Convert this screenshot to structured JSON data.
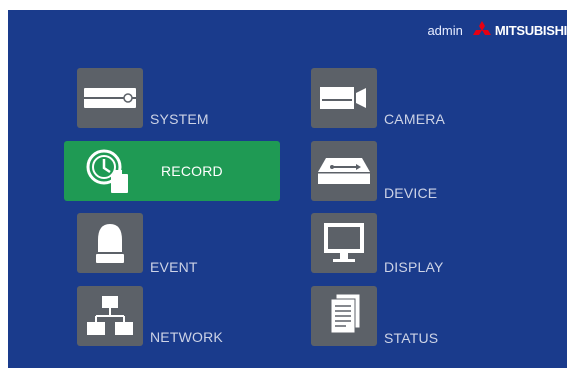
{
  "header": {
    "user": "admin",
    "brand": "MITSUBISHI"
  },
  "menu": [
    {
      "label": "SYSTEM",
      "icon": "system-icon"
    },
    {
      "label": "RECORD",
      "icon": "record-icon",
      "selected": true
    },
    {
      "label": "EVENT",
      "icon": "event-icon"
    },
    {
      "label": "NETWORK",
      "icon": "network-icon"
    },
    {
      "label": "CAMERA",
      "icon": "camera-icon"
    },
    {
      "label": "DEVICE",
      "icon": "device-icon"
    },
    {
      "label": "DISPLAY",
      "icon": "display-icon"
    },
    {
      "label": "STATUS",
      "icon": "status-icon"
    }
  ],
  "colors": {
    "background": "#1a3b8c",
    "tile": "#5c6168",
    "selected": "#1f9a54",
    "logo": "#e60012"
  }
}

Goal -> Select the lines in this material that hold the word "icon", leaving none out.

Solution ->
      "icon": "system-icon"
      "icon": "record-icon",
      "icon": "event-icon"
      "icon": "network-icon"
      "icon": "camera-icon"
      "icon": "device-icon"
      "icon": "display-icon"
      "icon": "status-icon"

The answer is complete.